§ STATED TASK
Gather every line from the entries below that includes "link".

§ EXTRACTED INFORMATION
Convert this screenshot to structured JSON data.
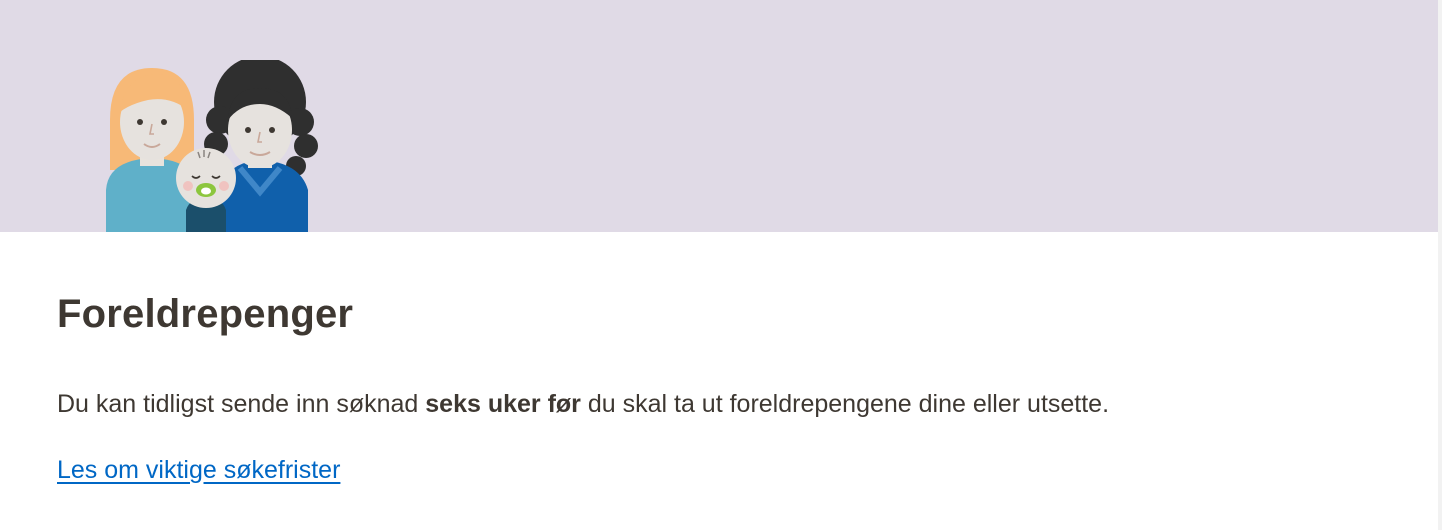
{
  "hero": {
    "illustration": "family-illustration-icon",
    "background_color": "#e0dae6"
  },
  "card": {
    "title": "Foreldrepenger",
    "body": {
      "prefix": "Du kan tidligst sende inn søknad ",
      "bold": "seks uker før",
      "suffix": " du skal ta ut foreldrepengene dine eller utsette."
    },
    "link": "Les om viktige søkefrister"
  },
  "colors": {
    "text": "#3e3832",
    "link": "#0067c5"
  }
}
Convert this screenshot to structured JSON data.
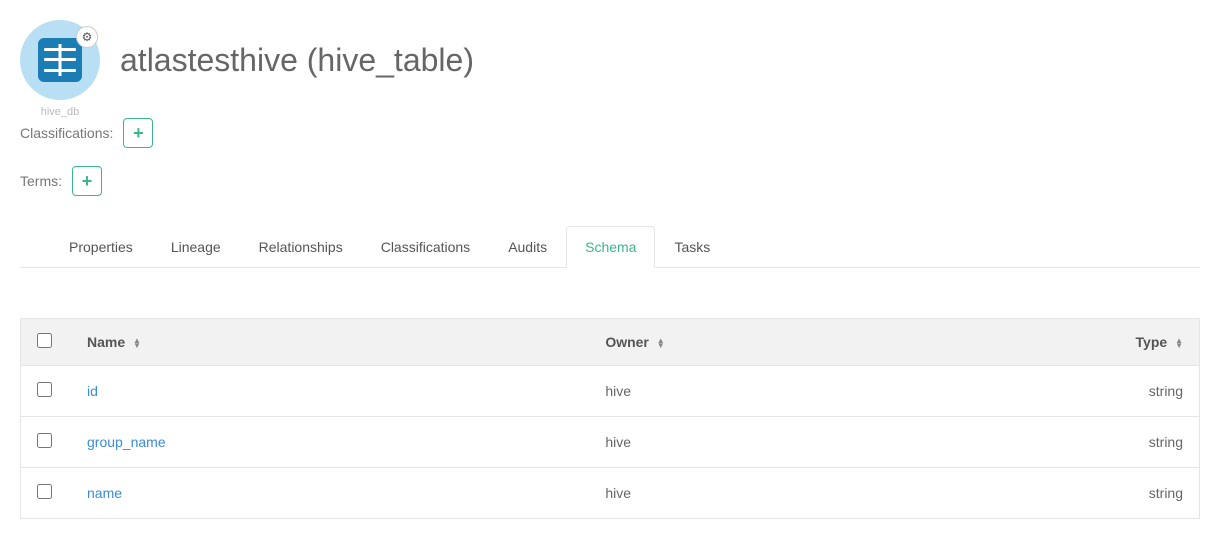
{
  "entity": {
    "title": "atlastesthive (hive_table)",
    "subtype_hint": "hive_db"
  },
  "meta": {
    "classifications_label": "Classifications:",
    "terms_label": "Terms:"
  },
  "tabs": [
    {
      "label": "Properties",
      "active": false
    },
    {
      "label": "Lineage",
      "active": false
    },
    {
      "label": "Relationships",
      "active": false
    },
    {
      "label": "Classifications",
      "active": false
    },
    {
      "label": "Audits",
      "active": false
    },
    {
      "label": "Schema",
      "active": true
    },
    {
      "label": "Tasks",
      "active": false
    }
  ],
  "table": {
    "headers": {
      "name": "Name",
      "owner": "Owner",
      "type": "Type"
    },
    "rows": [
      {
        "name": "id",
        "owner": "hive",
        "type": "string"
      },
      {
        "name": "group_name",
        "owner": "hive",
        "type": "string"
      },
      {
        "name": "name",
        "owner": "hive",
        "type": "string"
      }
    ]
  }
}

§ RESULT OF THIS TASK
    "link": "Les om viktige søkefrister"
    "link": "#0067c5"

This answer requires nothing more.